**Stated exercise**. Return the listing word for word, as given.

━━━━━━━━━━━━━━━━━━━━━━━━━━━━━━

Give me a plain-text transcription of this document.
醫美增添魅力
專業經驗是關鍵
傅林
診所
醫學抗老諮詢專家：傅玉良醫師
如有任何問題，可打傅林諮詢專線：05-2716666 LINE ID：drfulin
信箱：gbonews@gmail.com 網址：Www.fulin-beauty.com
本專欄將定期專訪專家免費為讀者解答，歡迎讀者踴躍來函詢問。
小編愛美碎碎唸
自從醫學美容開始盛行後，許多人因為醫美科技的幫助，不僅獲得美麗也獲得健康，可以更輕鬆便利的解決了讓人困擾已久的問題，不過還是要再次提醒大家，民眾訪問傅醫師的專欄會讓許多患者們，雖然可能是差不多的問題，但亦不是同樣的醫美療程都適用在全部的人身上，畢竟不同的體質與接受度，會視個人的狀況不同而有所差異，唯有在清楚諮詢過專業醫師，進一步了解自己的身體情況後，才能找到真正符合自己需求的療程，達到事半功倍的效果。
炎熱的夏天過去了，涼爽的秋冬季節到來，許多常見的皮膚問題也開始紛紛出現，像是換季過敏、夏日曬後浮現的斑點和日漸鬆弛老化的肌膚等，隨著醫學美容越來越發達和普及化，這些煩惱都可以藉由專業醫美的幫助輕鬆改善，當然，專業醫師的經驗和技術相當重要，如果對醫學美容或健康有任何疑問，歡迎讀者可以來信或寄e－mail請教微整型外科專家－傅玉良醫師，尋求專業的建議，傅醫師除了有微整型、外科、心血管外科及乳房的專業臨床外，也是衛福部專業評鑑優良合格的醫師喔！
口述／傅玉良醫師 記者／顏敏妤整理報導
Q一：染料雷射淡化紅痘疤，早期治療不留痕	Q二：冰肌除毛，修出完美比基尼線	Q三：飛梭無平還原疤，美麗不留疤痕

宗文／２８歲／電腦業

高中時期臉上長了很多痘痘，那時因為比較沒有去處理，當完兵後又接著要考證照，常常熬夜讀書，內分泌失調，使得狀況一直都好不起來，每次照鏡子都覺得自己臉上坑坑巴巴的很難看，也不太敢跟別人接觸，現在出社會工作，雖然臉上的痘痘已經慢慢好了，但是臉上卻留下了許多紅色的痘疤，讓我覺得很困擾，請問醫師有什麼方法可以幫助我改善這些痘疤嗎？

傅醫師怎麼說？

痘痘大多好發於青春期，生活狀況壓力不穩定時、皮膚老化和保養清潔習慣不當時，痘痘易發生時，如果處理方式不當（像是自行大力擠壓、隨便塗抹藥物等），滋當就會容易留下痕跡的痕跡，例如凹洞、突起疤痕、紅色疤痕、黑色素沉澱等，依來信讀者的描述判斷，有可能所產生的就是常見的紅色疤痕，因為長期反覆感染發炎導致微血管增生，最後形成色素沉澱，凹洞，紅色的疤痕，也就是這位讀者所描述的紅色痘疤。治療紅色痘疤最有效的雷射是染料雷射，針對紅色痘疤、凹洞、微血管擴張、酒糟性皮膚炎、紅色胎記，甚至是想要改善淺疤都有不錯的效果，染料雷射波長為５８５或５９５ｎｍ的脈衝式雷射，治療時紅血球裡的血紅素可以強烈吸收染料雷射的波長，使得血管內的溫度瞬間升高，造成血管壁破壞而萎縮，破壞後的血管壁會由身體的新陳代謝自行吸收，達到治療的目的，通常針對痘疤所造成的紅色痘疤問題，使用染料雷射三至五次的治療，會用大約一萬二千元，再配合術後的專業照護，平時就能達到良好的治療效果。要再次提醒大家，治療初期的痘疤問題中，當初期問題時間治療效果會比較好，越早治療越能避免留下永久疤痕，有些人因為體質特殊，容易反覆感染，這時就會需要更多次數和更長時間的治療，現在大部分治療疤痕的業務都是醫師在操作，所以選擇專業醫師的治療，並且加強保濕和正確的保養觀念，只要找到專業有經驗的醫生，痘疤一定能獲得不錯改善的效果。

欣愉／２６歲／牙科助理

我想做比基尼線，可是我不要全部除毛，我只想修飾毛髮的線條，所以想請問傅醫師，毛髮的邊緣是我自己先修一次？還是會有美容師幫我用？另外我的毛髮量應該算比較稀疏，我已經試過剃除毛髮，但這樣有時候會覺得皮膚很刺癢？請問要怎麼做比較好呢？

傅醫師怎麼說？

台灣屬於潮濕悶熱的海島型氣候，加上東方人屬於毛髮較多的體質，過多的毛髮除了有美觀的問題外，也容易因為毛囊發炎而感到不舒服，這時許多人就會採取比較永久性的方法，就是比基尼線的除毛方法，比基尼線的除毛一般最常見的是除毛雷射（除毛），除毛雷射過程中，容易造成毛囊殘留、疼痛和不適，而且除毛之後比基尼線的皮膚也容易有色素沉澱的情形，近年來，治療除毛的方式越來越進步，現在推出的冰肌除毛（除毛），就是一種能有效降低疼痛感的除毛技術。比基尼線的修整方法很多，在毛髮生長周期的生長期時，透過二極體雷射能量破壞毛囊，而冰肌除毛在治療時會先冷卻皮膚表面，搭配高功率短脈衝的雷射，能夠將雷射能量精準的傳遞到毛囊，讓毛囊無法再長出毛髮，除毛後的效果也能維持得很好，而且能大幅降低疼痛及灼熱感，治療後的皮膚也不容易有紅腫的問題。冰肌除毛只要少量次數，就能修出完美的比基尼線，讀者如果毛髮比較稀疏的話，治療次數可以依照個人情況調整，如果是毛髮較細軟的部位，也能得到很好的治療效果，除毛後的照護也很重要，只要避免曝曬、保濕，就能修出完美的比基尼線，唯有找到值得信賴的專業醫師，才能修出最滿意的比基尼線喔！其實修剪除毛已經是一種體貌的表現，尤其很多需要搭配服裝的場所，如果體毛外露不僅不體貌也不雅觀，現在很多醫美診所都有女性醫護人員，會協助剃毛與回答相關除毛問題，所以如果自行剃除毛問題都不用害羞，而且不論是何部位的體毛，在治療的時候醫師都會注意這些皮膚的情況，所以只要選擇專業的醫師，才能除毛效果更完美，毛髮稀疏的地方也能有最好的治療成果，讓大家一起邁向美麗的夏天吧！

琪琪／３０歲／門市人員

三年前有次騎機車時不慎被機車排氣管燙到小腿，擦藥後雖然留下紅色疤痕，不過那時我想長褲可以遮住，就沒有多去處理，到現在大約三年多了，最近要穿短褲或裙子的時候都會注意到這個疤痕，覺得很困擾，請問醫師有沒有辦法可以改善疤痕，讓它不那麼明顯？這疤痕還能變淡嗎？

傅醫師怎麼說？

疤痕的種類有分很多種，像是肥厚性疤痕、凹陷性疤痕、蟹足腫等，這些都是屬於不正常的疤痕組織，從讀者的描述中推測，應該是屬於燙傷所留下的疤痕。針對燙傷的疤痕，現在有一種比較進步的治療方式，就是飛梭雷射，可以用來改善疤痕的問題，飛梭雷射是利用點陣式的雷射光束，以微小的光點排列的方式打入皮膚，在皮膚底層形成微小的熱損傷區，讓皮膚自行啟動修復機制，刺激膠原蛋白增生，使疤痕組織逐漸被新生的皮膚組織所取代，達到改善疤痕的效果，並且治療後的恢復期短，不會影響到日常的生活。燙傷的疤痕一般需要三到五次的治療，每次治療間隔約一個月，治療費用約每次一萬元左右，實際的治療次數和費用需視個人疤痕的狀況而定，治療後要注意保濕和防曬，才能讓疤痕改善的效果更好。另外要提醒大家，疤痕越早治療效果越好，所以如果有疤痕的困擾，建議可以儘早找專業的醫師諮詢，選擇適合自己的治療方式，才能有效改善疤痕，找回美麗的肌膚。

━━━━━━━━━━━━━━━━━━━━━━━━━━━━━━

**Result below**.
Give me a plain-text transcription of this document.
醫美增添魅力
專業經驗是關鍵
傅林
診所
醫學抗老諮詢專家：傅玉良醫師
如有任何問題，可打傅林諮詢專線：05-2716666 LINE ID：drfulin
信箱：gbonews@gmail.com 網址：Www.fulin-beauty.com
本專欄將定期專訪專家免費為讀者解答，歡迎讀者踴躍來函詢問。
小編愛美碎碎唸
自從醫學美容開始盛行後，許多人因為醫美科技的幫助，不僅獲得美麗也獲得健康，可以更輕鬆便利的解決了讓人困擾已久的問題，不過還是要再次提醒大家，民眾訪問傅醫師的專欄會讓許多患者們，雖然可能是差不多的問題，但亦不是同樣的醫美療程都適用在全部的人身上，畢竟不同的體質與接受度，會視個人的狀況不同而有所差異，唯有在清楚諮詢過專業醫師，進一步了解自己的身體情況後，才能找到真正符合自己需求的療程，達到事半功倍的效果。
炎熱的夏天過去了，涼爽的秋冬季節到來，許多常見的皮膚問題也開始紛紛出現，像是換季過敏、夏日曬後浮現的斑點和日漸鬆弛老化的肌膚等，隨著醫學美容越來越發達和普及化，這些煩惱都可以藉由專業醫美的幫助輕鬆改善，當然，專業醫師的經驗和技術相當重要，如果對醫學美容或健康有任何疑問，歡迎讀者可以來信或寄e－mail請教微整型外科專家－傅玉良醫師，尋求專業的建議，傅醫師除了有微整型、外科、心血管外科及乳房的專業臨床外，也是衛福部專業評鑑優良合格的醫師喔！
口述／傅玉良醫師 記者／顏敏妤整理報導
Q一：染料雷射淡化紅痘疤，早期治療不留痕	Q二：冰肌除毛，修出完美比基尼線	Q三：飛梭無平還原疤，美麗不留疤痕

宗文／２８歲／電腦業

高中時期臉上長了很多痘痘，那時因為比較沒有去處理，當完兵後又接著要考證照，常常熬夜讀書，內分泌失調，使得狀況一直都好不起來，每次照鏡子都覺得自己臉上坑坑巴巴的很難看，也不太敢跟別人接觸，現在出社會工作，雖然臉上的痘痘已經慢慢好了，但是臉上卻留下了許多紅色的痘疤，讓我覺得很困擾，請問醫師有什麼方法可以幫助我改善這些痘疤嗎？

傅醫師怎麼說？

痘痘大多好發於青春期，生活狀況壓力不穩定時、皮膚老化和保養清潔習慣不當時，痘痘易發生時，如果處理方式不當（像是自行大力擠壓、隨便塗抹藥物等），滋當就會容易留下痕跡的痕跡，例如凹洞、突起疤痕、紅色疤痕、黑色素沉澱等，依來信讀者的描述判斷，有可能所產生的就是常見的紅色疤痕，因為長期反覆感染發炎導致微血管增生，最後形成色素沉澱，凹洞，紅色的疤痕，也就是這位讀者所描述的紅色痘疤。治療紅色痘疤最有效的雷射是染料雷射，針對紅色痘疤、凹洞、微血管擴張、酒糟性皮膚炎、紅色胎記，甚至是想要改善淺疤都有不錯的效果，染料雷射波長為５８５或５９５ｎｍ的脈衝式雷射，治療時紅血球裡的血紅素可以強烈吸收染料雷射的波長，使得血管內的溫度瞬間升高，造成血管壁破壞而萎縮，破壞後的血管壁會由身體的新陳代謝自行吸收，達到治療的目的，通常針對痘疤所造成的紅色痘疤問題，使用染料雷射三至五次的治療，會用大約一萬二千元，再配合術後的專業照護，平時就能達到良好的治療效果。要再次提醒大家，治療初期的痘疤問題中，當初期問題時間治療效果會比較好，越早治療越能避免留下永久疤痕，有些人因為體質特殊，容易反覆感染，這時就會需要更多次數和更長時間的治療，現在大部分治療疤痕的業務都是醫師在操作，所以選擇專業醫師的治療，並且加強保濕和正確的保養觀念，只要找到專業有經驗的醫生，痘疤一定能獲得不錯改善的效果。

欣愉／２６歲／牙科助理

我想做比基尼線，可是我不要全部除毛，我只想修飾毛髮的線條，所以想請問傅醫師，毛髮的邊緣是我自己先修一次？還是會有美容師幫我用？另外我的毛髮量應該算比較稀疏，我已經試過剃除毛髮，但這樣有時候會覺得皮膚很刺癢？請問要怎麼做比較好呢？

傅醫師怎麼說？

台灣屬於潮濕悶熱的海島型氣候，加上東方人屬於毛髮較多的體質，過多的毛髮除了有美觀的問題外，也容易因為毛囊發炎而感到不舒服，這時許多人就會採取比較永久性的方法，就是比基尼線的除毛方法，比基尼線的除毛一般最常見的是除毛雷射（除毛），除毛雷射過程中，容易造成毛囊殘留、疼痛和不適，而且除毛之後比基尼線的皮膚也容易有色素沉澱的情形，近年來，治療除毛的方式越來越進步，現在推出的冰肌除毛（除毛），就是一種能有效降低疼痛感的除毛技術。比基尼線的修整方法很多，在毛髮生長周期的生長期時，透過二極體雷射能量破壞毛囊，而冰肌除毛在治療時會先冷卻皮膚表面，搭配高功率短脈衝的雷射，能夠將雷射能量精準的傳遞到毛囊，讓毛囊無法再長出毛髮，除毛後的效果也能維持得很好，而且能大幅降低疼痛及灼熱感，治療後的皮膚也不容易有紅腫的問題。冰肌除毛只要少量次數，就能修出完美的比基尼線，讀者如果毛髮比較稀疏的話，治療次數可以依照個人情況調整，如果是毛髮較細軟的部位，也能得到很好的治療效果，除毛後的照護也很重要，只要避免曝曬、保濕，就能修出完美的比基尼線，唯有找到值得信賴的專業醫師，才能修出最滿意的比基尼線喔！其實修剪除毛已經是一種體貌的表現，尤其很多需要搭配服裝的場所，如果體毛外露不僅不體貌也不雅觀，現在很多醫美診所都有女性醫護人員，會協助剃毛與回答相關除毛問題，所以如果自行剃除毛問題都不用害羞，而且不論是何部位的體毛，在治療的時候醫師都會注意這些皮膚的情況，所以只要選擇專業的醫師，才能除毛效果更完美，毛髮稀疏的地方也能有最好的治療成果，讓大家一起邁向美麗的夏天吧！

琪琪／３０歲／門市人員

三年前有次騎機車時不慎被機車排氣管燙到小腿，擦藥後雖然留下紅色疤痕，不過那時我想長褲可以遮住，就沒有多去處理，到現在大約三年多了，最近要穿短褲或裙子的時候都會注意到這個疤痕，覺得很困擾，請問醫師有沒有辦法可以改善疤痕，讓它不那麼明顯？這疤痕還能變淡嗎？

傅醫師怎麼說？

疤痕的種類有分很多種，像是肥厚性疤痕、凹陷性疤痕、蟹足腫等，這些都是屬於不正常的疤痕組織，從讀者的描述中推測，應該是屬於燙傷所留下的疤痕。針對燙傷的疤痕，現在有一種比較進步的治療方式，就是飛梭雷射，可以用來改善疤痕的問題，飛梭雷射是利用點陣式的雷射光束，以微小的光點排列的方式打入皮膚，在皮膚底層形成微小的熱損傷區，讓皮膚自行啟動修復機制，刺激膠原蛋白增生，使疤痕組織逐漸被新生的皮膚組織所取代，達到改善疤痕的效果，並且治療後的恢復期短，不會影響到日常的生活。燙傷的疤痕一般需要三到五次的治療，每次治療間隔約一個月，治療費用約每次一萬元左右，實際的治療次數和費用需視個人疤痕的狀況而定，治療後要注意保濕和防曬，才能讓疤痕改善的效果更好。另外要提醒大家，疤痕越早治療效果越好，所以如果有疤痕的困擾，建議可以儘早找專業的醫師諮詢，選擇適合自己的治療方式，才能有效改善疤痕，找回美麗的肌膚。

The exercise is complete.